YOUR GOAL:
With the pictures left out, copy the listing below exactly.

>> Start STORED RECORDS

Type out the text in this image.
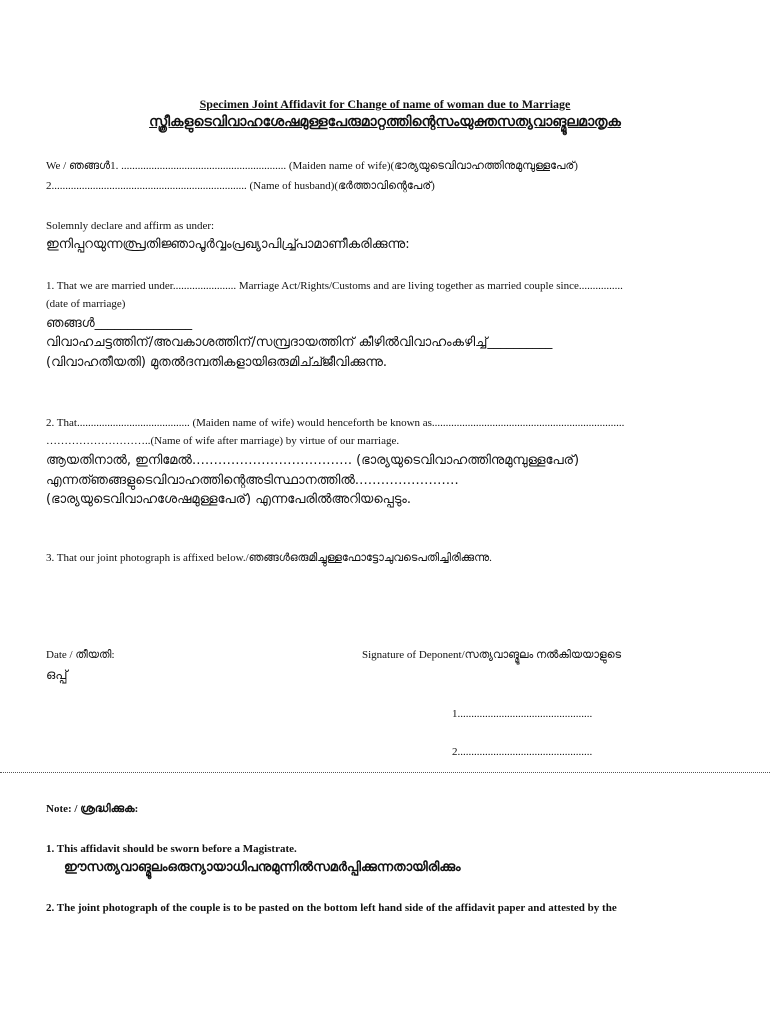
Specimen Joint Affidavit for Change of name of woman due to Marriage
സ്ത്രീകളുടെവിവാഹശേഷമുള്ളപേരുമാറ്റത്തിന്റെസംയുക്തസത്യവാങ്മൂലമാതൃക
We / ഞങ്ങൾ1. ............................................................ (Maiden name of wife)(ഭാര്യയുടെവിവാഹത്തിനുമുമ്പുള്ളപേര്)
2....................................................................... (Name of husband)(ഭർത്താവിന്റെപേര്)
Solemnly declare and affirm as under:
ഇനിപ്പറയുന്നത്പ്രതിജ്ഞാപൂർവ്വംപ്രഖ്യാപിച്ച്പ്രാമാണീകരിക്കുന്നു:
1. That we are married under....................... Marriage Act/Rights/Customs and are living together as married couple since................
(date of marriage)
ഞങ്ങൾ_______________
വിവാഹചട്ടത്തിന്/അവകാശത്തിന്/സമ്പ്രദായത്തിന് കീഴിൽവിവാഹംകഴിച്ച്__________
(വിവാഹതീയതി) മുതൽദമ്പതികളായിഒരുമിച്ച്ജീവിക്കുന്നു.
2. That......................................... (Maiden name of wife) would henceforth be known as......................................................................
………………………..(Name of wife after marriage) by virtue of our marriage.
ആയതിനാൽ, ഇനിമേൽ………………………………. (ഭാര്യയുടെവിവാഹത്തിനുമുമ്പുള്ളപേര്)
എന്നത്ഞങ്ങളുടെവിവാഹത്തിന്റെഅടിസ്ഥാനത്തിൽ……………………
(ഭാര്യയുടെവിവാഹശേഷമുള്ളപേര്) എന്നപേരിൽഅറിയപ്പെടും.
3. That our joint photograph is affixed below./ഞങ്ങൾഒരുമിച്ചുള്ളഫോട്ടോചുവടെപതിച്ചിരിക്കുന്നു.
Date / തീയതി:	Signature of Deponent/സത്യവാങ്മൂലം നൽകിയയാളുടെ
ഒപ്പ്
1.................................................
2.................................................
Note: / ശ്രദ്ധിക്കുക:
1. This affidavit should be sworn before a Magistrate.
ഈസത്യവാങ്മൂലംഒരുന്യായാധിപനുമുന്നിൽസമർപ്പിക്കുന്നതായിരിക്കും
2. The joint photograph of the couple is to be pasted on the bottom left hand side of the affidavit paper and attested by the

>> End STORED RECORDS

FULL SOLUTION:
Type out the text in this image.
Specimen Joint Affidavit for Change of name of woman due to Marriage
സ്ത്രീകളുടെവിവാഹശേഷമുള്ളപേരുമാറ്റത്തിന്റെസംയുക്തസത്യവാങ്മൂലമാതൃക
We / ഞങ്ങൾ1. ............................................................ (Maiden name of wife)(ഭാര്യയുടെവിവാഹത്തിനുമുമ്പുള്ളപേര്)
2....................................................................... (Name of husband)(ഭർത്താവിന്റെപേര്)
Solemnly declare and affirm as under:
ഇനിപ്പറയുന്നത്പ്രതിജ്ഞാപൂർവ്വംപ്രഖ്യാപിച്ച്പ്രാമാണീകരിക്കുന്നു:
1. That we are married under....................... Marriage Act/Rights/Customs and are living together as married couple since................
(date of marriage)
ഞങ്ങൾ_______________
വിവാഹചട്ടത്തിന്/അവകാശത്തിന്/സമ്പ്രദായത്തിന് കീഴിൽവിവാഹംകഴിച്ച്__________
(വിവാഹതീയതി) മുതൽദമ്പതികളായിഒരുമിച്ച്ജീവിക്കുന്നു.
2. That......................................... (Maiden name of wife) would henceforth be known as......................................................................
………………………..(Name of wife after marriage) by virtue of our marriage.
ആയതിനാൽ, ഇനിമേൽ………………………………. (ഭാര്യയുടെവിവാഹത്തിനുമുമ്പുള്ളപേര്)
എന്നത്ഞങ്ങളുടെവിവാഹത്തിന്റെഅടിസ്ഥാനത്തിൽ……………………
(ഭാര്യയുടെവിവാഹശേഷമുള്ളപേര്) എന്നപേരിൽഅറിയപ്പെടും.
3. That our joint photograph is affixed below./ഞങ്ങൾഒരുമിച്ചുള്ളഫോട്ടോചുവടെപതിച്ചിരിക്കുന്നു.
Date / തീയതി:	Signature of Deponent/സത്യവാങ്മൂലം നൽകിയയാളുടെ
ഒപ്പ്
1.................................................
2.................................................
Note: / ശ്രദ്ധിക്കുക:
1. This affidavit should be sworn before a Magistrate.
ഈസത്യവാങ്മൂലംഒരുന്യായാധിപനുമുന്നിൽസമർപ്പിക്കുന്നതായിരിക്കും
2. The joint photograph of the couple is to be pasted on the bottom left hand side of the affidavit paper and attested by the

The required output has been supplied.